# SHORT PROBLEM
Count each line below that has "text" anywhere in it. Answer with the total alone.

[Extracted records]
■ ■ ■ ■ ■
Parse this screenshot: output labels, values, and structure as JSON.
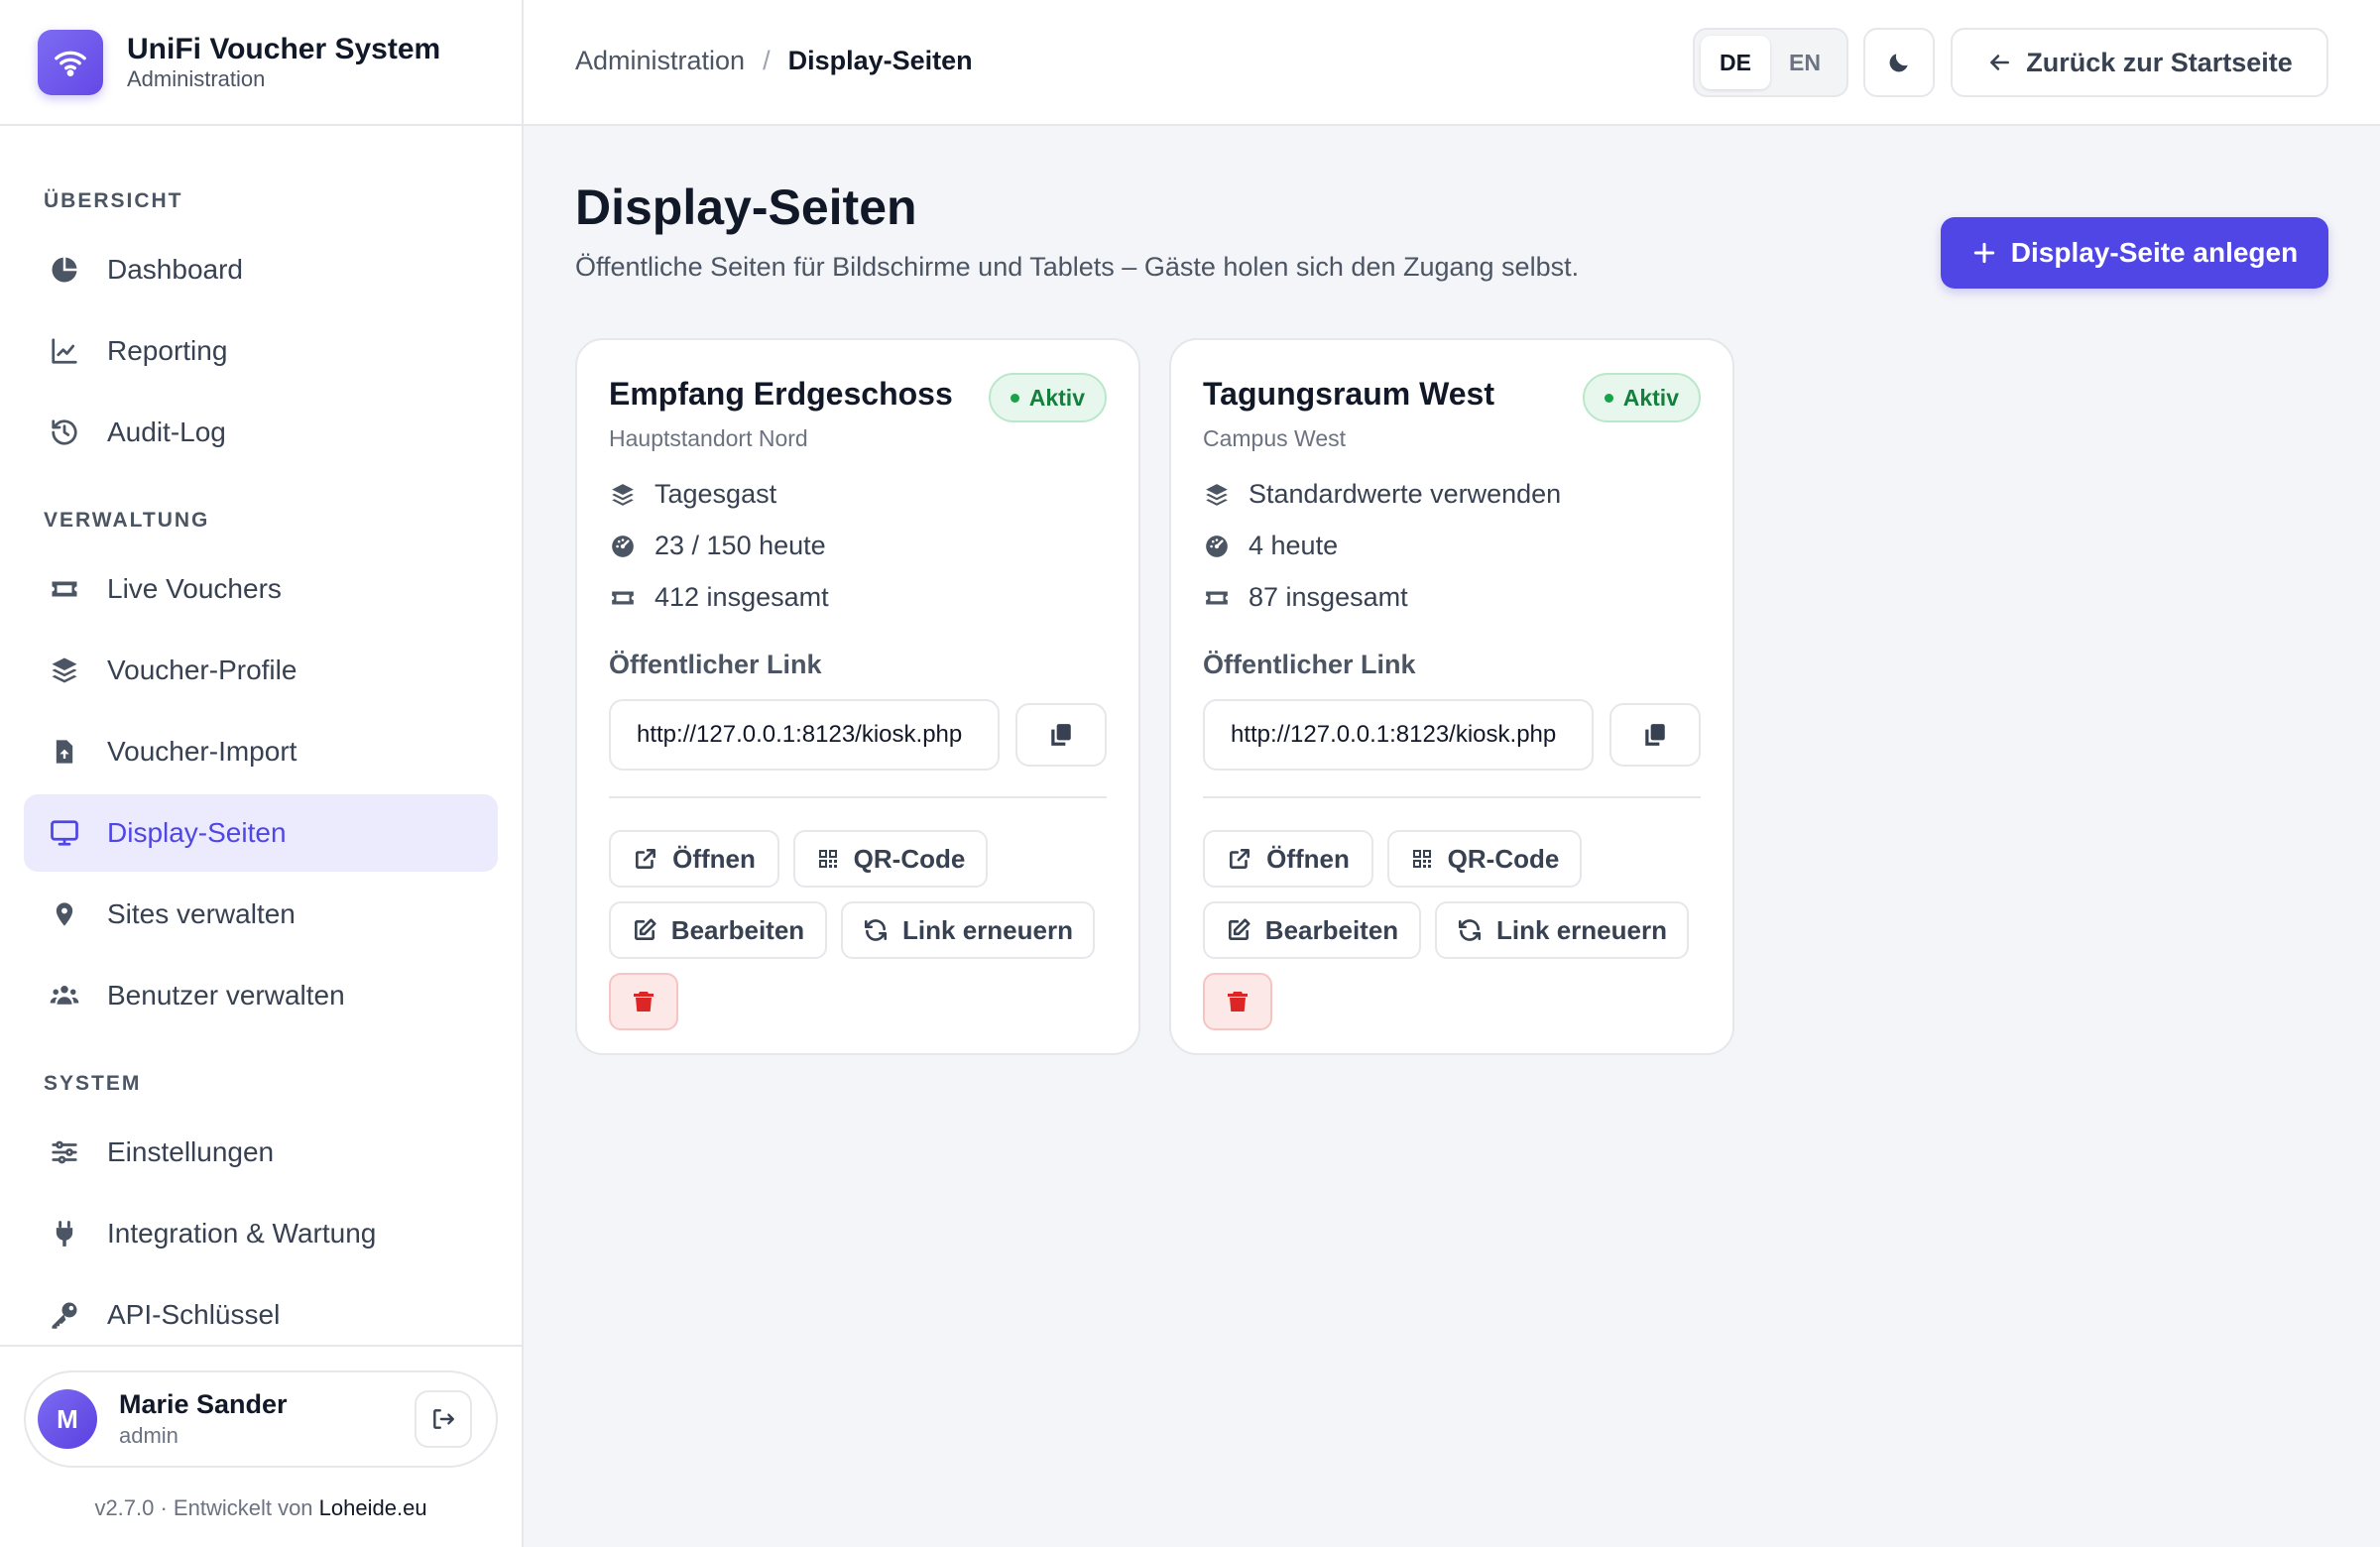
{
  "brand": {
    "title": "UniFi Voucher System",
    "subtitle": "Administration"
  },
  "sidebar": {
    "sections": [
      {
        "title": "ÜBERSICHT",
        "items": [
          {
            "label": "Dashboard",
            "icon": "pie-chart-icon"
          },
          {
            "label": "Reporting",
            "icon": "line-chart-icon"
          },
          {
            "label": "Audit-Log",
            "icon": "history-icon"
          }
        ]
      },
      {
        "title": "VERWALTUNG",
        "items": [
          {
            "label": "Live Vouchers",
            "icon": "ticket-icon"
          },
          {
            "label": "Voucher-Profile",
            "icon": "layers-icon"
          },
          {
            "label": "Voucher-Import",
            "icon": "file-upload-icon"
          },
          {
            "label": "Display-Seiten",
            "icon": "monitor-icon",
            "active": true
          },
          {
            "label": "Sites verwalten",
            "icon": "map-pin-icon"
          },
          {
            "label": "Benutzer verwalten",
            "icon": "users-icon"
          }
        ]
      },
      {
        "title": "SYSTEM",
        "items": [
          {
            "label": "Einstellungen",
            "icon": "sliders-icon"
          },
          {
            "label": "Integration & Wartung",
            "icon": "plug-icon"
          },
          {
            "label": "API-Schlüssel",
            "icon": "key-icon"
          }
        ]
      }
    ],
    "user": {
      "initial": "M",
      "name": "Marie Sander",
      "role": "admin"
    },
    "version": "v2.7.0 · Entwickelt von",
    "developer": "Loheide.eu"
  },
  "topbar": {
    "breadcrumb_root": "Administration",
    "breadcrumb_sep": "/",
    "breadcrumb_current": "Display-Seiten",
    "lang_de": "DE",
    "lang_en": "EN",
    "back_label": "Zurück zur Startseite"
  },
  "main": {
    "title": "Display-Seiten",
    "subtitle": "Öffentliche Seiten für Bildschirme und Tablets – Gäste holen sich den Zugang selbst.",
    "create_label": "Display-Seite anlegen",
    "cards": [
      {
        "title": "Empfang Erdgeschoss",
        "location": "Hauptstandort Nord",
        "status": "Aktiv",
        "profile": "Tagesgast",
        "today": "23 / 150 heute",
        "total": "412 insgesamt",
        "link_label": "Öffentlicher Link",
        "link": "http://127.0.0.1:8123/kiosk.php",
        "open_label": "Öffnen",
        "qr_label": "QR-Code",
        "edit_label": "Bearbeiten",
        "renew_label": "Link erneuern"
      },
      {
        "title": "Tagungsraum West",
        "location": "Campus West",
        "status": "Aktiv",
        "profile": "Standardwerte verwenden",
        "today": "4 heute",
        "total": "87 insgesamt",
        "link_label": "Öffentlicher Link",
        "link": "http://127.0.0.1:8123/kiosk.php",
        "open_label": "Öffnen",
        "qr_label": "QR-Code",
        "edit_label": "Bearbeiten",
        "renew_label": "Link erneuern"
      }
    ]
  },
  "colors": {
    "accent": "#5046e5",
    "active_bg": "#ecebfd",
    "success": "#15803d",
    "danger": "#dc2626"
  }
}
■ ■ ■ ■ ■
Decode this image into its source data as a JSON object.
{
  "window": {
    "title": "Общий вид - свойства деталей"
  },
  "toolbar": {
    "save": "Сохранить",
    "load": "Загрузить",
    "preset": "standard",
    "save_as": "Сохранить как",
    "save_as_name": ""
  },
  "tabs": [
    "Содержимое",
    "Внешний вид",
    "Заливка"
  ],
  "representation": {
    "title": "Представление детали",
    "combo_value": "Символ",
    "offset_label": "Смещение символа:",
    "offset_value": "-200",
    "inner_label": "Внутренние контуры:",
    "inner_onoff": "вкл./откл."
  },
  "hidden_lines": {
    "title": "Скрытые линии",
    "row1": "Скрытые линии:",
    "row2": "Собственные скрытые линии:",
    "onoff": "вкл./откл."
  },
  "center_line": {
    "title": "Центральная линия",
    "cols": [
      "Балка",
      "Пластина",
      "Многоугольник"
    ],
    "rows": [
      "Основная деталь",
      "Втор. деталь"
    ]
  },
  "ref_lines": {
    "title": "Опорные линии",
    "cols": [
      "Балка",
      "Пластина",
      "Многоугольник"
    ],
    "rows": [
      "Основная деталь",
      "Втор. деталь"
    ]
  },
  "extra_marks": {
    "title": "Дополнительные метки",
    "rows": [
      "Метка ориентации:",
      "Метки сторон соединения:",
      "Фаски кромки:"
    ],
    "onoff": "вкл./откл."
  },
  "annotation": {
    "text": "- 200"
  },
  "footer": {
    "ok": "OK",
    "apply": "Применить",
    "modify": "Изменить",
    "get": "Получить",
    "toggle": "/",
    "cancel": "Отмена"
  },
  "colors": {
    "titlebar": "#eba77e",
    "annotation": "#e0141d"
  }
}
■ ■ ■ ■ ■
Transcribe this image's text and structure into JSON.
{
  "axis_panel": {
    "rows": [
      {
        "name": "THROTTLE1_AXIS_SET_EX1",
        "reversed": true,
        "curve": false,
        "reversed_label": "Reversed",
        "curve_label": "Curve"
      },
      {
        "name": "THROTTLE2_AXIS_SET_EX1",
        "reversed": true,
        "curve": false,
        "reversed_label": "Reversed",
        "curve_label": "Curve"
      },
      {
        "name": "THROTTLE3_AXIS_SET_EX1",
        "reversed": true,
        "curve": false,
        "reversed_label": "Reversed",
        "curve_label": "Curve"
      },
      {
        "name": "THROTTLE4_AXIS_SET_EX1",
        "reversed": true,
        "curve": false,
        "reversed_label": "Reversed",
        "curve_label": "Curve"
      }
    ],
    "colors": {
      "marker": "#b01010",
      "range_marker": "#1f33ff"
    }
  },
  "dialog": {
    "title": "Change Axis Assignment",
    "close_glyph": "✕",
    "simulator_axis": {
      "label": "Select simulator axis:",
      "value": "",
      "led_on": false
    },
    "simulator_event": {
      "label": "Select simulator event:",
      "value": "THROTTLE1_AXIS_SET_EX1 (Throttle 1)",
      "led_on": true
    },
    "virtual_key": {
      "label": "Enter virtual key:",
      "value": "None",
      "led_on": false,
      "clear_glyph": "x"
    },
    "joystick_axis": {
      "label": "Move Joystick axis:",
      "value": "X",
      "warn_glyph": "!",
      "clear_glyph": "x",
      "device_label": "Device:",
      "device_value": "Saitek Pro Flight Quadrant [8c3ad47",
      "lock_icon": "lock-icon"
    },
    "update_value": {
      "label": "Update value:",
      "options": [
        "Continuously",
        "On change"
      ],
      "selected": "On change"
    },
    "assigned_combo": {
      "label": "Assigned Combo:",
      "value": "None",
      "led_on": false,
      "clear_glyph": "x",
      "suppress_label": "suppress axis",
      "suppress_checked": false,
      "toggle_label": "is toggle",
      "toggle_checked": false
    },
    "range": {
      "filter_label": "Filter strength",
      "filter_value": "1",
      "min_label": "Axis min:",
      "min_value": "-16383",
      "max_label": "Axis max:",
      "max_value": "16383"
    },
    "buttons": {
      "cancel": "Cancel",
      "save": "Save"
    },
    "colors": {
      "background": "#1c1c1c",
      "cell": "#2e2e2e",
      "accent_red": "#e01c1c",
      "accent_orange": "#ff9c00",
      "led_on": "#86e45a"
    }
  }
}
■ ■ ■ ■ ■
# RESULT FOR THIS EXERCISE
2